One of the most commonly used powers/augmentations in fiction is the physical transformation.  It can range from a cybernetic finger to changing into a towering monster that eats planets.  Some are natural while others are magical and still more are created by science.  The thing they all have in common is that an organism’s physical structure is changed to some extent.  With that being said, there is a wide variety of categories, which I’m going to try to cover as best as I can.

Cybernetics

I’m going to get this one out of the way because it’s fairly straightforward.  This is the merging of living flesh with machines.  It’s entirely different than a robot (all machine with no flesh) and an android (robot designed to look and act human).  You can have only part augmented or give the character a full body that holds their brain like in Ghost in the Shell.  Power source is always an issue, but you can invent a fake system for your world that will work as long as it’s sensible.  For example, they can be powered by the human brain since it produces a lot of energy.

There is a spiritual side to this category too.  How much technology can be added to a person before they are no longer human?  Do the machines begin to undermine the soul or humanity of the person?  If they’re only a brain in a robotic body then can they be sure they truly existed to begin with?

#### Material supplied:
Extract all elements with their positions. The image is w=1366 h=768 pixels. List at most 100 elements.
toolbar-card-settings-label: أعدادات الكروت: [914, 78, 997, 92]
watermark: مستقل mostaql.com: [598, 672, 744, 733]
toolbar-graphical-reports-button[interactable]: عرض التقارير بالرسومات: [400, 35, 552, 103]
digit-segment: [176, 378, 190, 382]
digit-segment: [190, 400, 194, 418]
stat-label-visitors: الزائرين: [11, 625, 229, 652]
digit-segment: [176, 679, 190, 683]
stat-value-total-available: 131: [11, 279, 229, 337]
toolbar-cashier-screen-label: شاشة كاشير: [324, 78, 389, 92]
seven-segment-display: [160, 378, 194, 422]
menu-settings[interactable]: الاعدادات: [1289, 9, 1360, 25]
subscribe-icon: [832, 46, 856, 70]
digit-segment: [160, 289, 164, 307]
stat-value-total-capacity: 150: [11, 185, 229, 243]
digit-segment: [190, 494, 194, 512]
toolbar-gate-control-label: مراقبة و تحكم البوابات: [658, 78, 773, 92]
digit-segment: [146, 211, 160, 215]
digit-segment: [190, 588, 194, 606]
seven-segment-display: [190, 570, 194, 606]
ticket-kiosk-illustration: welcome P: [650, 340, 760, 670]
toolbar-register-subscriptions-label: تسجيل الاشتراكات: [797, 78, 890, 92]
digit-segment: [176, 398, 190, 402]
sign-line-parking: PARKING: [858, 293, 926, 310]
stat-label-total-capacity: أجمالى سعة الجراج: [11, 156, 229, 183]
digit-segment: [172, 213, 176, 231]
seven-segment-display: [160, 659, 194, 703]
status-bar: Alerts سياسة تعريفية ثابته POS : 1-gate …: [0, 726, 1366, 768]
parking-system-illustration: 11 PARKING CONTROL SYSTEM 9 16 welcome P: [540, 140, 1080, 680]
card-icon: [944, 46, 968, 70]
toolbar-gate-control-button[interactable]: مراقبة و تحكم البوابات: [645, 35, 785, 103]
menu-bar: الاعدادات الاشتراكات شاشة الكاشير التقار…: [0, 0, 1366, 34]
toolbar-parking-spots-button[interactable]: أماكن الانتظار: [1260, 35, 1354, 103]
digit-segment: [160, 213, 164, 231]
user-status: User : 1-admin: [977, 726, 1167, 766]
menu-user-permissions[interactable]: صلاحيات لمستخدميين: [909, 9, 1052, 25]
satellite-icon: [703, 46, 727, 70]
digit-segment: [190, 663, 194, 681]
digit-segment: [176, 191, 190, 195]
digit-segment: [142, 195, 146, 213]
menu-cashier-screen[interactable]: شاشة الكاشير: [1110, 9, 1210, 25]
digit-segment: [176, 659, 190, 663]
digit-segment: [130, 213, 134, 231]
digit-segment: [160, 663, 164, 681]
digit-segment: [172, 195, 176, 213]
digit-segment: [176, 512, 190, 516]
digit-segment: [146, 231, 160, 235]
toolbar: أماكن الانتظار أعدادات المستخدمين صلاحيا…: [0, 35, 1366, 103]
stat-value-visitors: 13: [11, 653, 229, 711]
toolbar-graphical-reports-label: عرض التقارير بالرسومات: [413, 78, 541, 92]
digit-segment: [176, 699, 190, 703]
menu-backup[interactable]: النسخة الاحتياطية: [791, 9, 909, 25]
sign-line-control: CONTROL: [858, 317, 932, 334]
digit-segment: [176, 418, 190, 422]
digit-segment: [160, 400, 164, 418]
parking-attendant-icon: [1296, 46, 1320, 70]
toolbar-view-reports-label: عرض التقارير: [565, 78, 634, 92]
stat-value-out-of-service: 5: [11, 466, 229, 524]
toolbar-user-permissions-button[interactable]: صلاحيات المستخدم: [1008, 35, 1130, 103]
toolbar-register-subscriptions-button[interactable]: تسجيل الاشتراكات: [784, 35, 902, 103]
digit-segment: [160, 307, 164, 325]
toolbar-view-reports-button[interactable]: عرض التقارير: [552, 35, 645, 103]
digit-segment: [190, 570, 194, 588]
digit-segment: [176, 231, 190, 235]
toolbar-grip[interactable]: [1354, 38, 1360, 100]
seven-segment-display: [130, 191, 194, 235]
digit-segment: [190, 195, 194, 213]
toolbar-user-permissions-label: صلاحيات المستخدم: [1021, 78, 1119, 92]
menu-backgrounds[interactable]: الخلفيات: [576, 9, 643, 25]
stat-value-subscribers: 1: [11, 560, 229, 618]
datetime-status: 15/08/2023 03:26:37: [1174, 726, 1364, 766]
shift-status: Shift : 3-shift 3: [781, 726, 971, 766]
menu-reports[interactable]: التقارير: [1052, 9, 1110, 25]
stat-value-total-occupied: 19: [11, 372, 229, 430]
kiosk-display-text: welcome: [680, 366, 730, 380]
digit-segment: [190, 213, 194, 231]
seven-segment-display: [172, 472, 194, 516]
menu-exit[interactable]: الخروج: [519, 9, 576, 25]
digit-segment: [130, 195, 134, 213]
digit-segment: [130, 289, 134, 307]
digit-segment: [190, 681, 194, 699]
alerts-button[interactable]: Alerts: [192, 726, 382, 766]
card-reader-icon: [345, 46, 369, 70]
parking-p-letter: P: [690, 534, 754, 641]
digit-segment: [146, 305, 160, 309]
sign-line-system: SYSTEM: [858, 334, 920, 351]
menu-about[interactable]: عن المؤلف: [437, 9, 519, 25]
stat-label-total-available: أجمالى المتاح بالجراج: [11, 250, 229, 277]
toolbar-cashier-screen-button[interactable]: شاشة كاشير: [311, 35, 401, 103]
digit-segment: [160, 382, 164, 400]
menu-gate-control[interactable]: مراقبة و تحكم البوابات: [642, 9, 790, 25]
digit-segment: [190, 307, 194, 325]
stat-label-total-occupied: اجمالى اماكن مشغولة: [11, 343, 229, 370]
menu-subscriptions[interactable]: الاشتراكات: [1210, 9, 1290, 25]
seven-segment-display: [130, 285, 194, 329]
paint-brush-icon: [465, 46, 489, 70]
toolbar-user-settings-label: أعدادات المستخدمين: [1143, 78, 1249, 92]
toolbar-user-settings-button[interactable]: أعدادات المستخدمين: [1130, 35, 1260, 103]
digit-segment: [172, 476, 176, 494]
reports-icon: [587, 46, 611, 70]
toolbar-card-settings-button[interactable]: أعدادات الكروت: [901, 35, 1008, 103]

#### Aim:
From the text on physical transformations in fiction, list every origin it gives for such transformations.

#### Output for this exercise:
- Natural
- Magical
- Created by science